Goal: Repeat, without any change, the entries presented below.

(Part of a data file)
§ §

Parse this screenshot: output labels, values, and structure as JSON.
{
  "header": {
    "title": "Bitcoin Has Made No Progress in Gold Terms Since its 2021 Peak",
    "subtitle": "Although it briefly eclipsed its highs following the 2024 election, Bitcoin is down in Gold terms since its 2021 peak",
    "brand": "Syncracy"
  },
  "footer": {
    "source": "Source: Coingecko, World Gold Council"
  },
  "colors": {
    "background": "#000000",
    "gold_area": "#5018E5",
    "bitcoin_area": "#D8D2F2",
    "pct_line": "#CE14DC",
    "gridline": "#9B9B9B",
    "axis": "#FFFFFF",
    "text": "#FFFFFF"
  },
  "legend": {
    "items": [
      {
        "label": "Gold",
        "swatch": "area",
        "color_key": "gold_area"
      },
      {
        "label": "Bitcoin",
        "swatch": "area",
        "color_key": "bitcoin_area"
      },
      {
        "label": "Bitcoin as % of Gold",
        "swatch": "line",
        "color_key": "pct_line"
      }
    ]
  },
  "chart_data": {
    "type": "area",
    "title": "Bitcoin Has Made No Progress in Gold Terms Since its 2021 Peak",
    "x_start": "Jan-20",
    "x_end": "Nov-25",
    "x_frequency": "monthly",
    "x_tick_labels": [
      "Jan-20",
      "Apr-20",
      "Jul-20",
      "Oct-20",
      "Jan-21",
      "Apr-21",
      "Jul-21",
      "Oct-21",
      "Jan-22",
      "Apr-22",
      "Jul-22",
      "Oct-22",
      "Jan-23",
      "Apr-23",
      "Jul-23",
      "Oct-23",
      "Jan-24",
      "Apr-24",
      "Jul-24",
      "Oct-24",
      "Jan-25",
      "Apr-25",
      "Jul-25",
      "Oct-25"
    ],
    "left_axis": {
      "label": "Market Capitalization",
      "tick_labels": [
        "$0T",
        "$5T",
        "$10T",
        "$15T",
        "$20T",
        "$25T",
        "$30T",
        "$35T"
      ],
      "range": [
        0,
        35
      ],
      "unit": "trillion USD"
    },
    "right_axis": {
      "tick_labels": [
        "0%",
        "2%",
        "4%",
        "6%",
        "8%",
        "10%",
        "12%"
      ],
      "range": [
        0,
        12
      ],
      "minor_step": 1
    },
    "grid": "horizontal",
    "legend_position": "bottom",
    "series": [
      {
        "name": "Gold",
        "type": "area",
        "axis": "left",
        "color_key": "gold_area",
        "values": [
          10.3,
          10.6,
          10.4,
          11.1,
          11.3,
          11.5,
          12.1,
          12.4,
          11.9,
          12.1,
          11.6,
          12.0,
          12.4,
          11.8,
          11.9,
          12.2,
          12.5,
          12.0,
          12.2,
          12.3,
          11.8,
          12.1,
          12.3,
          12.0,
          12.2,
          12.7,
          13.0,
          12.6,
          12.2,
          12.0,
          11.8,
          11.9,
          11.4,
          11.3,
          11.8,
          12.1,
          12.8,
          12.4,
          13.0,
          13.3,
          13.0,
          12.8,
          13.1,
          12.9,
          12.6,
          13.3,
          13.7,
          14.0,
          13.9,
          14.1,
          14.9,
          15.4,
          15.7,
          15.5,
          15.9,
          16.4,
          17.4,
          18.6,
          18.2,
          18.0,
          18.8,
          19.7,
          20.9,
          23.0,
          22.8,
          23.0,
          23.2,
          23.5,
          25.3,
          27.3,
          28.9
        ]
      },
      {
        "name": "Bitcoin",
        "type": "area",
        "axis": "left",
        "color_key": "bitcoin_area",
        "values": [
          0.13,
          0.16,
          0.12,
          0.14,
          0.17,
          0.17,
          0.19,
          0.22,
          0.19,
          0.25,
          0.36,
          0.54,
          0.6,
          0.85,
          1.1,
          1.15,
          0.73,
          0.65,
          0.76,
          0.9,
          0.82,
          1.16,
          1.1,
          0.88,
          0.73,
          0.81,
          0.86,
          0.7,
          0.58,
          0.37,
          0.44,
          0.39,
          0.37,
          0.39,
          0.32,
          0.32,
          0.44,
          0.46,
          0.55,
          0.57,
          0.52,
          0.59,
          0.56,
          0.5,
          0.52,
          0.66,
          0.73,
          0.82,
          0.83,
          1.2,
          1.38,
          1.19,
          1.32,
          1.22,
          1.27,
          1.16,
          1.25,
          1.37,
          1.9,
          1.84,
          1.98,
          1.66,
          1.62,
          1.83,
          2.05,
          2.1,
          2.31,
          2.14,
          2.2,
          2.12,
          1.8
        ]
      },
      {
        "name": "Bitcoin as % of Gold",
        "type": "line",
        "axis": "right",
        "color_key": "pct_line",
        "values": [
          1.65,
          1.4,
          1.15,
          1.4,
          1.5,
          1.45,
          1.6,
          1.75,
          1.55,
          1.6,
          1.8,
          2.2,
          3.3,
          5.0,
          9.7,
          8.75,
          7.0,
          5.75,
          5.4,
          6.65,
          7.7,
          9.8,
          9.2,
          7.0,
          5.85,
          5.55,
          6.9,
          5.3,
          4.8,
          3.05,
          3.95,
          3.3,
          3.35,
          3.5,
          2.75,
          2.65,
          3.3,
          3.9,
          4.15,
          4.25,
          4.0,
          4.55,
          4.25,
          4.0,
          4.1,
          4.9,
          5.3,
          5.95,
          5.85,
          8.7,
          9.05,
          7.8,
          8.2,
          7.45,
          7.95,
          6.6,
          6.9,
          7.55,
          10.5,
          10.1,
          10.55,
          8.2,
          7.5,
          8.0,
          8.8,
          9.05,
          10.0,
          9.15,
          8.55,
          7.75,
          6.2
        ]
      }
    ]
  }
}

§ §

Right answer:
Parse this screenshot: output labels, values, and structure as JSON.
{
  "header": {
    "title": "Bitcoin Has Made No Progress in Gold Terms Since its 2021 Peak",
    "subtitle": "Although it briefly eclipsed its highs following the 2024 election, Bitcoin is down in Gold terms since its 2021 peak",
    "brand": "Syncracy"
  },
  "footer": {
    "source": "Source: Coingecko, World Gold Council"
  },
  "colors": {
    "background": "#000000",
    "gold_area": "#5018E5",
    "bitcoin_area": "#D8D2F2",
    "pct_line": "#CE14DC",
    "gridline": "#9B9B9B",
    "axis": "#FFFFFF",
    "text": "#FFFFFF"
  },
  "legend": {
    "items": [
      {
        "label": "Gold",
        "swatch": "area",
        "color_key": "gold_area"
      },
      {
        "label": "Bitcoin",
        "swatch": "area",
        "color_key": "bitcoin_area"
      },
      {
        "label": "Bitcoin as % of Gold",
        "swatch": "line",
        "color_key": "pct_line"
      }
    ]
  },
  "chart_data": {
    "type": "area",
    "title": "Bitcoin Has Made No Progress in Gold Terms Since its 2021 Peak",
    "x_start": "Jan-20",
    "x_end": "Nov-25",
    "x_frequency": "monthly",
    "x_tick_labels": [
      "Jan-20",
      "Apr-20",
      "Jul-20",
      "Oct-20",
      "Jan-21",
      "Apr-21",
      "Jul-21",
      "Oct-21",
      "Jan-22",
      "Apr-22",
      "Jul-22",
      "Oct-22",
      "Jan-23",
      "Apr-23",
      "Jul-23",
      "Oct-23",
      "Jan-24",
      "Apr-24",
      "Jul-24",
      "Oct-24",
      "Jan-25",
      "Apr-25",
      "Jul-25",
      "Oct-25"
    ],
    "left_axis": {
      "label": "Market Capitalization",
      "tick_labels": [
        "$0T",
        "$5T",
        "$10T",
        "$15T",
        "$20T",
        "$25T",
        "$30T",
        "$35T"
      ],
      "range": [
        0,
        35
      ],
      "unit": "trillion USD"
    },
    "right_axis": {
      "tick_labels": [
        "0%",
        "2%",
        "4%",
        "6%",
        "8%",
        "10%",
        "12%"
      ],
      "range": [
        0,
        12
      ],
      "minor_step": 1
    },
    "grid": "horizontal",
    "legend_position": "bottom",
    "series": [
      {
        "name": "Gold",
        "type": "area",
        "axis": "left",
        "color_key": "gold_area",
        "values": [
          10.3,
          10.6,
          10.4,
          11.1,
          11.3,
          11.5,
          12.1,
          12.4,
          11.9,
          12.1,
          11.6,
          12.0,
          12.4,
          11.8,
          11.9,
          12.2,
          12.5,
          12.0,
          12.2,
          12.3,
          11.8,
          12.1,
          12.3,
          12.0,
          12.2,
          12.7,
          13.0,
          12.6,
          12.2,
          12.0,
          11.8,
          11.9,
          11.4,
          11.3,
          11.8,
          12.1,
          12.8,
          12.4,
          13.0,
          13.3,
          13.0,
          12.8,
          13.1,
          12.9,
          12.6,
          13.3,
          13.7,
          14.0,
          13.9,
          14.1,
          14.9,
          15.4,
          15.7,
          15.5,
          15.9,
          16.4,
          17.4,
          18.6,
          18.2,
          18.0,
          18.8,
          19.7,
          20.9,
          23.0,
          22.8,
          23.0,
          23.2,
          23.5,
          25.3,
          27.3,
          28.9
        ]
      },
      {
        "name": "Bitcoin",
        "type": "area",
        "axis": "left",
        "color_key": "bitcoin_area",
        "values": [
          0.13,
          0.16,
          0.12,
          0.14,
          0.17,
          0.17,
          0.19,
          0.22,
          0.19,
          0.25,
          0.36,
          0.54,
          0.6,
          0.85,
          1.1,
          1.15,
          0.73,
          0.65,
          0.76,
          0.9,
          0.82,
          1.16,
          1.1,
          0.88,
          0.73,
          0.81,
          0.86,
          0.7,
          0.58,
          0.37,
          0.44,
          0.39,
          0.37,
          0.39,
          0.32,
          0.32,
          0.44,
          0.46,
          0.55,
          0.57,
          0.52,
          0.59,
          0.56,
          0.5,
          0.52,
          0.66,
          0.73,
          0.82,
          0.83,
          1.2,
          1.38,
          1.19,
          1.32,
          1.22,
          1.27,
          1.16,
          1.25,
          1.37,
          1.9,
          1.84,
          1.98,
          1.66,
          1.62,
          1.83,
          2.05,
          2.1,
          2.31,
          2.14,
          2.2,
          2.12,
          1.8
        ]
      },
      {
        "name": "Bitcoin as % of Gold",
        "type": "line",
        "axis": "right",
        "color_key": "pct_line",
        "values": [
          1.65,
          1.4,
          1.15,
          1.4,
          1.5,
          1.45,
          1.6,
          1.75,
          1.55,
          1.6,
          1.8,
          2.2,
          3.3,
          5.0,
          9.7,
          8.75,
          7.0,
          5.75,
          5.4,
          6.65,
          7.7,
          9.8,
          9.2,
          7.0,
          5.85,
          5.55,
          6.9,
          5.3,
          4.8,
          3.05,
          3.95,
          3.3,
          3.35,
          3.5,
          2.75,
          2.65,
          3.3,
          3.9,
          4.15,
          4.25,
          4.0,
          4.55,
          4.25,
          4.0,
          4.1,
          4.9,
          5.3,
          5.95,
          5.85,
          8.7,
          9.05,
          7.8,
          8.2,
          7.45,
          7.95,
          6.6,
          6.9,
          7.55,
          10.5,
          10.1,
          10.55,
          8.2,
          7.5,
          8.0,
          8.8,
          9.05,
          10.0,
          9.15,
          8.55,
          7.75,
          6.2
        ]
      }
    ]
  }
}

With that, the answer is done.